» **Instructions for the task**: Below are records. Copy every line with "this" in it.
____ Information given
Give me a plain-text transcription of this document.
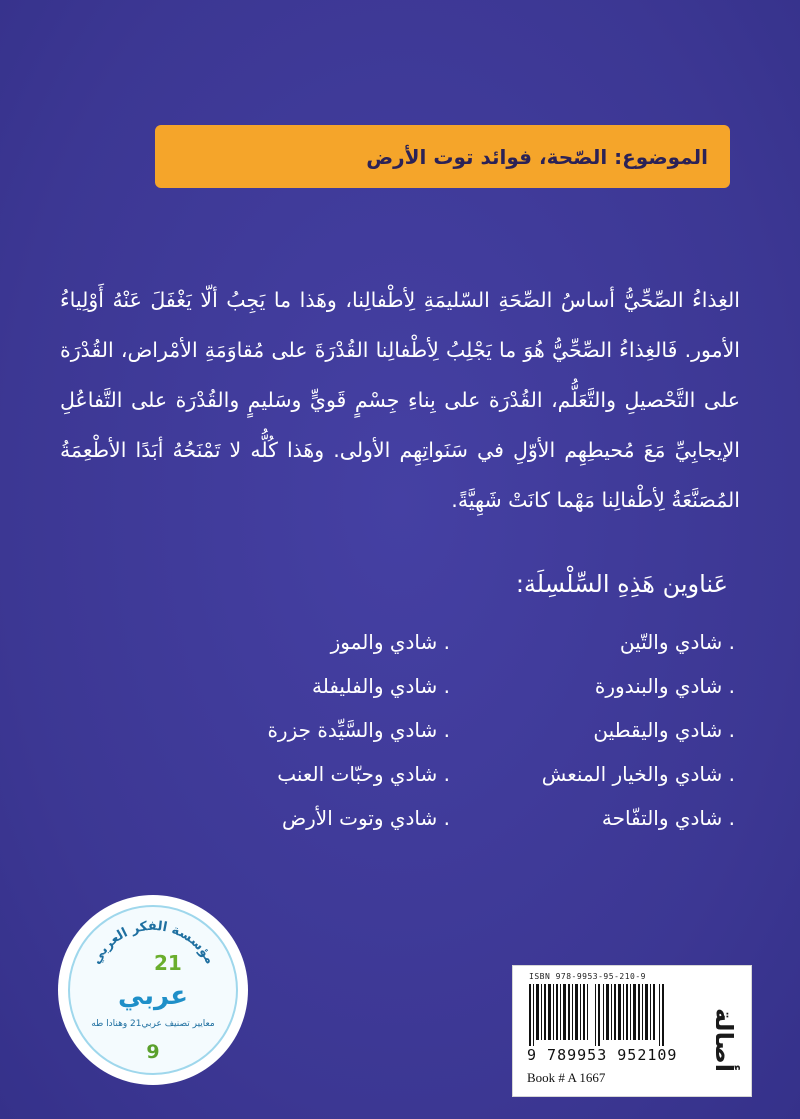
الموضوع: الصّحة، فوائد توت الأرض
الغِذاءُ الصِّحِّيُّ أساسُ الصِّحَةِ السّليمَةِ لِأطْفالِنا، وهَذا ما يَجِبُ ألّا يَغْفَلَ عَنْهُ أَوْلِياءُ الأمور. فَالغِذاءُ الصِّحِّيُّ هُوَ ما يَجْلِبُ لِأطْفالِنا القُدْرَةَ على مُقاوَمَةِ الأمْراض، القُدْرَة على التَّحْصيلِ والتَّعَلُّم، القُدْرَة على بِناءِ جِسْمٍ قَويٍّ وسَليمٍ والقُدْرَة على التَّفاعُلِ الإيجابِيِّ مَعَ مُحيطِهِم الأوّلِ في سَنَواتِهِم الأولى. وهَذا كُلُّه لا تَمْنَحُهُ أبَدًا الأطْعِمَةُ المُصَنَّعَةُ لِأطْفالِنا مَهْما كانَتْ شَهِيَّةً.
عَناوين هَذِهِ السِّلْسِلَة:
. شادي والتّين
. شادي والموز
. شادي والبندورة
. شادي والفليفلة
. شادي واليقطين
. شادي والسَّيِّدة جزرة
. شادي والخيار المنعش
. شادي وحبّات العنب
. شادي والتفّاحة
. شادي وتوت الأرض
مؤسسة الفكر العربي
21
عربي
معايير تصنيف عربي21 وهنادا طه
9
ISBN 978-9953-95-210-9
9 789953 952109
Book # A 1667
أصالة
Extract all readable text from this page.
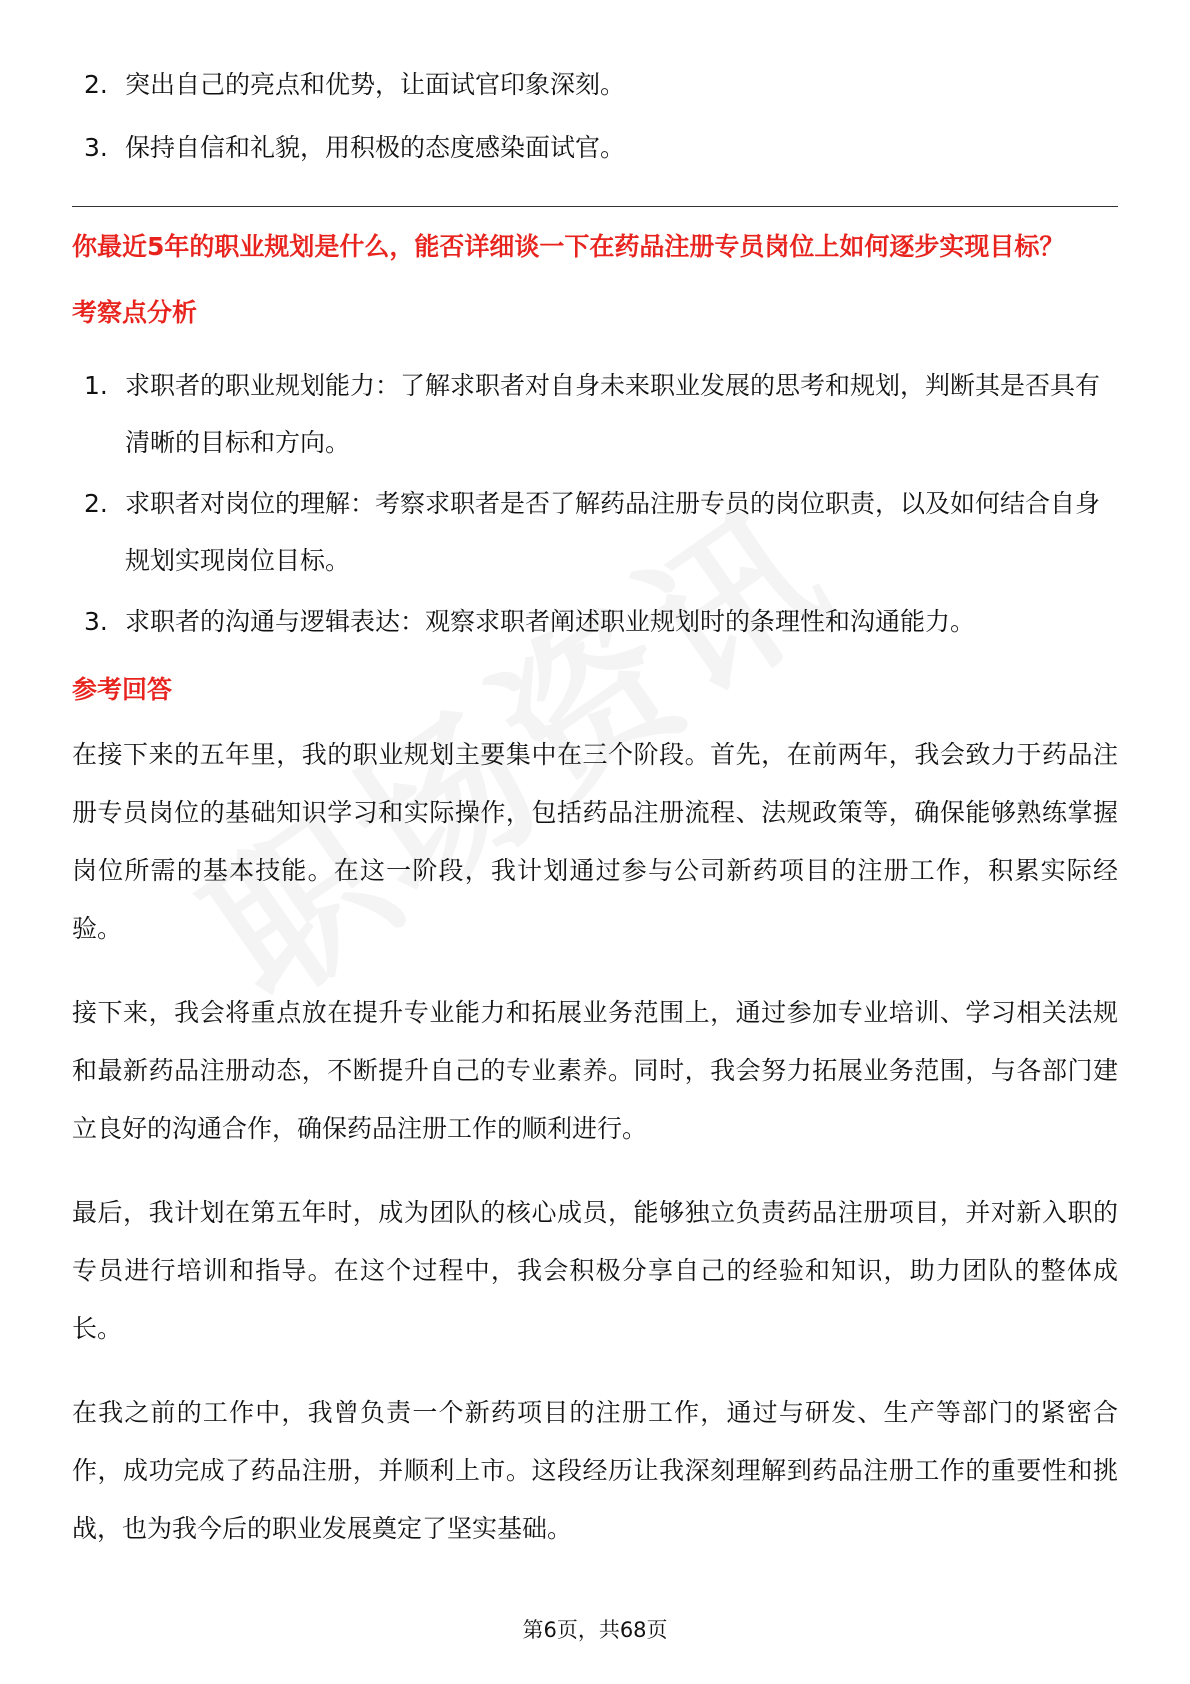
2. 突出自己的亮点和优势，让面试官印象深刻。
3. 保持自信和礼貌，用积极的态度感染面试官。

你最近5年的职业规划是什么，能否详细谈一下在药品注册专员岗位上如何逐步实现目标？

考察点分析
1. 求职者的职业规划能力：了解求职者对自身未来职业发展的思考和规划，判断其是否具有清晰的目标和方向。
2. 求职者对岗位的理解：考察求职者是否了解药品注册专员的岗位职责，以及如何结合自身规划实现岗位目标。
3. 求职者的沟通与逻辑表达：观察求职者阐述职业规划时的条理性和沟通能力。
参考回答

在接下来的五年里，我的职业规划主要集中在三个阶段。首先，在前两年，我会致力于药品注册专员岗位的基础知识学习和实际操作，包括药品注册流程、法规政策等，确保能够熟练掌握岗位所需的基本技能。在这一阶段，我计划通过参与公司新药项目的注册工作，积累实际经验。

接下来，我会将重点放在提升专业能力和拓展业务范围上，通过参加专业培训、学习相关法规和最新药品注册动态，不断提升自己的专业素养。同时，我会努力拓展业务范围，与各部门建立良好的沟通合作，确保药品注册工作的顺利进行。

最后，我计划在第五年时，成为团队的核心成员，能够独立负责药品注册项目，并对新入职的专员进行培训和指导。在这个过程中，我会积极分享自己的经验和知识，助力团队的整体成长。

在我之前的工作中，我曾负责一个新药项目的注册工作，通过与研发、生产等部门的紧密合作，成功完成了药品注册，并顺利上市。这段经历让我深刻理解到药品注册工作的重要性和挑战，也为我今后的职业发展奠定了坚实基础。

第6页，共68页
________
» **Full solution**:
Give me a plain-text transcription of this document.
Extract all readable text from this page.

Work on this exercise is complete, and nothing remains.